▸ **STATED GOAL**
Below you will find a set of lines. Repeat them all exactly.

▸ **GIVEN ENTRIES**
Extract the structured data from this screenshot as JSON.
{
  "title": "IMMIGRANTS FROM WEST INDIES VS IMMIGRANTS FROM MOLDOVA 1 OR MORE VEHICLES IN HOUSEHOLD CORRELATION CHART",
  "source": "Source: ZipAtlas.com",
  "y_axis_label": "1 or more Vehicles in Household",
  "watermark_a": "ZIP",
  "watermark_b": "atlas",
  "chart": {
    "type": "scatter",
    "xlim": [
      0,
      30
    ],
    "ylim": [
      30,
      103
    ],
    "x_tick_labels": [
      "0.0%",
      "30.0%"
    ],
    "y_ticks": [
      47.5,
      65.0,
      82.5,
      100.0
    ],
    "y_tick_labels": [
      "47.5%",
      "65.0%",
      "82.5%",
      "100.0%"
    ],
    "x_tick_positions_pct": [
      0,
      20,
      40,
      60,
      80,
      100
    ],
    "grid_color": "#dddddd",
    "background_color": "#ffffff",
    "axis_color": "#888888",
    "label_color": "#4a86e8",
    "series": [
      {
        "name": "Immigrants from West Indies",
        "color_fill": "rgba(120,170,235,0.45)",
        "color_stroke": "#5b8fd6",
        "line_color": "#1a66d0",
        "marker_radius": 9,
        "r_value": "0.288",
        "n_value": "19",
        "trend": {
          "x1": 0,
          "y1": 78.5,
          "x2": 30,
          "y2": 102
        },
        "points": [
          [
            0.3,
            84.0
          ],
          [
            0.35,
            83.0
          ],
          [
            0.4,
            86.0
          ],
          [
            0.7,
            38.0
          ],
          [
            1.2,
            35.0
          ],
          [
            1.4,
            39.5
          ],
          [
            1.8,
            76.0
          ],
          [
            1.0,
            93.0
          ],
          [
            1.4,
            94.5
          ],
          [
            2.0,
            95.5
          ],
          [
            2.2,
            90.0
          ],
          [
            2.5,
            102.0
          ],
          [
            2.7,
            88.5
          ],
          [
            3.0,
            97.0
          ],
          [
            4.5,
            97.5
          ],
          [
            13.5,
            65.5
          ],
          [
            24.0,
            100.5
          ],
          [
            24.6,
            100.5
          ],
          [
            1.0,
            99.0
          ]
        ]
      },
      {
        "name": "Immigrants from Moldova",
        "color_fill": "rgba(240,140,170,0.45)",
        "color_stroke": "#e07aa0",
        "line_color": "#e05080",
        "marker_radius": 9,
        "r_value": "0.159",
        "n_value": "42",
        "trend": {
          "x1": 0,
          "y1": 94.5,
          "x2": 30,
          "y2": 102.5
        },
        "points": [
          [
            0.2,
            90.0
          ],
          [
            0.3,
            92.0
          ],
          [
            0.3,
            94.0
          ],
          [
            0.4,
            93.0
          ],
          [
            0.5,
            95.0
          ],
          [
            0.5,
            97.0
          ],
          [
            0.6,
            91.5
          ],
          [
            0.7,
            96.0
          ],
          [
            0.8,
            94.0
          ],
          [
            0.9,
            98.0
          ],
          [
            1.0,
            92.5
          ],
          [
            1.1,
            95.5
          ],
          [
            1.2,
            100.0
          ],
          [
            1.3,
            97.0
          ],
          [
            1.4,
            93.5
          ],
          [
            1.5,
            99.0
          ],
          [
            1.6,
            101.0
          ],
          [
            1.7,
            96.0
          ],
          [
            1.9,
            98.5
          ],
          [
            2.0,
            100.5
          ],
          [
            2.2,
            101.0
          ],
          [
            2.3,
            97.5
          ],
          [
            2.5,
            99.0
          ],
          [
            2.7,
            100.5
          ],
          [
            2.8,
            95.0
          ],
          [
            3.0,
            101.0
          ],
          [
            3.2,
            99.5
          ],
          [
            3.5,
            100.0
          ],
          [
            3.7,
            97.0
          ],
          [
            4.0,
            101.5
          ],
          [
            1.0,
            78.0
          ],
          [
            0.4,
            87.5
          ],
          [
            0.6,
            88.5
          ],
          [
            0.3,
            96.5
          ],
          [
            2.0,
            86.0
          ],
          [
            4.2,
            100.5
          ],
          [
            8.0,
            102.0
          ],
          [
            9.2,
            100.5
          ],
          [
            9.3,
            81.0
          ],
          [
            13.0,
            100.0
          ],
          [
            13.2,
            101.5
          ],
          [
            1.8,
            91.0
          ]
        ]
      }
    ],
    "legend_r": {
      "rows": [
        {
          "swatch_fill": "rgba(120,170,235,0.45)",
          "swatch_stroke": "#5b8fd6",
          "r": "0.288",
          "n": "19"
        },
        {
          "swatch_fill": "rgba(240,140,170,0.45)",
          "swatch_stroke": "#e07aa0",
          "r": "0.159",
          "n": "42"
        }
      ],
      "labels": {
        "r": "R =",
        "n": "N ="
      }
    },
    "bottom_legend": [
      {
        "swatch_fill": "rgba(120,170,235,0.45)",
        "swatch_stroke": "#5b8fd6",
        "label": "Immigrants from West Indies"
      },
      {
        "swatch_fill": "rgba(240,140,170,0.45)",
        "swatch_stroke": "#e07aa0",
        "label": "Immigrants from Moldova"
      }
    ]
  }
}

▸ **TASK RESPONSE**
Extract the structured data from this screenshot as JSON.
{
  "title": "IMMIGRANTS FROM WEST INDIES VS IMMIGRANTS FROM MOLDOVA 1 OR MORE VEHICLES IN HOUSEHOLD CORRELATION CHART",
  "source": "Source: ZipAtlas.com",
  "y_axis_label": "1 or more Vehicles in Household",
  "watermark_a": "ZIP",
  "watermark_b": "atlas",
  "chart": {
    "type": "scatter",
    "xlim": [
      0,
      30
    ],
    "ylim": [
      30,
      103
    ],
    "x_tick_labels": [
      "0.0%",
      "30.0%"
    ],
    "y_ticks": [
      47.5,
      65.0,
      82.5,
      100.0
    ],
    "y_tick_labels": [
      "47.5%",
      "65.0%",
      "82.5%",
      "100.0%"
    ],
    "x_tick_positions_pct": [
      0,
      20,
      40,
      60,
      80,
      100
    ],
    "grid_color": "#dddddd",
    "background_color": "#ffffff",
    "axis_color": "#888888",
    "label_color": "#4a86e8",
    "series": [
      {
        "name": "Immigrants from West Indies",
        "color_fill": "rgba(120,170,235,0.45)",
        "color_stroke": "#5b8fd6",
        "line_color": "#1a66d0",
        "marker_radius": 9,
        "r_value": "0.288",
        "n_value": "19",
        "trend": {
          "x1": 0,
          "y1": 78.5,
          "x2": 30,
          "y2": 102
        },
        "points": [
          [
            0.3,
            84.0
          ],
          [
            0.35,
            83.0
          ],
          [
            0.4,
            86.0
          ],
          [
            0.7,
            38.0
          ],
          [
            1.2,
            35.0
          ],
          [
            1.4,
            39.5
          ],
          [
            1.8,
            76.0
          ],
          [
            1.0,
            93.0
          ],
          [
            1.4,
            94.5
          ],
          [
            2.0,
            95.5
          ],
          [
            2.2,
            90.0
          ],
          [
            2.5,
            102.0
          ],
          [
            2.7,
            88.5
          ],
          [
            3.0,
            97.0
          ],
          [
            4.5,
            97.5
          ],
          [
            13.5,
            65.5
          ],
          [
            24.0,
            100.5
          ],
          [
            24.6,
            100.5
          ],
          [
            1.0,
            99.0
          ]
        ]
      },
      {
        "name": "Immigrants from Moldova",
        "color_fill": "rgba(240,140,170,0.45)",
        "color_stroke": "#e07aa0",
        "line_color": "#e05080",
        "marker_radius": 9,
        "r_value": "0.159",
        "n_value": "42",
        "trend": {
          "x1": 0,
          "y1": 94.5,
          "x2": 30,
          "y2": 102.5
        },
        "points": [
          [
            0.2,
            90.0
          ],
          [
            0.3,
            92.0
          ],
          [
            0.3,
            94.0
          ],
          [
            0.4,
            93.0
          ],
          [
            0.5,
            95.0
          ],
          [
            0.5,
            97.0
          ],
          [
            0.6,
            91.5
          ],
          [
            0.7,
            96.0
          ],
          [
            0.8,
            94.0
          ],
          [
            0.9,
            98.0
          ],
          [
            1.0,
            92.5
          ],
          [
            1.1,
            95.5
          ],
          [
            1.2,
            100.0
          ],
          [
            1.3,
            97.0
          ],
          [
            1.4,
            93.5
          ],
          [
            1.5,
            99.0
          ],
          [
            1.6,
            101.0
          ],
          [
            1.7,
            96.0
          ],
          [
            1.9,
            98.5
          ],
          [
            2.0,
            100.5
          ],
          [
            2.2,
            101.0
          ],
          [
            2.3,
            97.5
          ],
          [
            2.5,
            99.0
          ],
          [
            2.7,
            100.5
          ],
          [
            2.8,
            95.0
          ],
          [
            3.0,
            101.0
          ],
          [
            3.2,
            99.5
          ],
          [
            3.5,
            100.0
          ],
          [
            3.7,
            97.0
          ],
          [
            4.0,
            101.5
          ],
          [
            1.0,
            78.0
          ],
          [
            0.4,
            87.5
          ],
          [
            0.6,
            88.5
          ],
          [
            0.3,
            96.5
          ],
          [
            2.0,
            86.0
          ],
          [
            4.2,
            100.5
          ],
          [
            8.0,
            102.0
          ],
          [
            9.2,
            100.5
          ],
          [
            9.3,
            81.0
          ],
          [
            13.0,
            100.0
          ],
          [
            13.2,
            101.5
          ],
          [
            1.8,
            91.0
          ]
        ]
      }
    ],
    "legend_r": {
      "rows": [
        {
          "swatch_fill": "rgba(120,170,235,0.45)",
          "swatch_stroke": "#5b8fd6",
          "r": "0.288",
          "n": "19"
        },
        {
          "swatch_fill": "rgba(240,140,170,0.45)",
          "swatch_stroke": "#e07aa0",
          "r": "0.159",
          "n": "42"
        }
      ],
      "labels": {
        "r": "R =",
        "n": "N ="
      }
    },
    "bottom_legend": [
      {
        "swatch_fill": "rgba(120,170,235,0.45)",
        "swatch_stroke": "#5b8fd6",
        "label": "Immigrants from West Indies"
      },
      {
        "swatch_fill": "rgba(240,140,170,0.45)",
        "swatch_stroke": "#e07aa0",
        "label": "Immigrants from Moldova"
      }
    ]
  }
}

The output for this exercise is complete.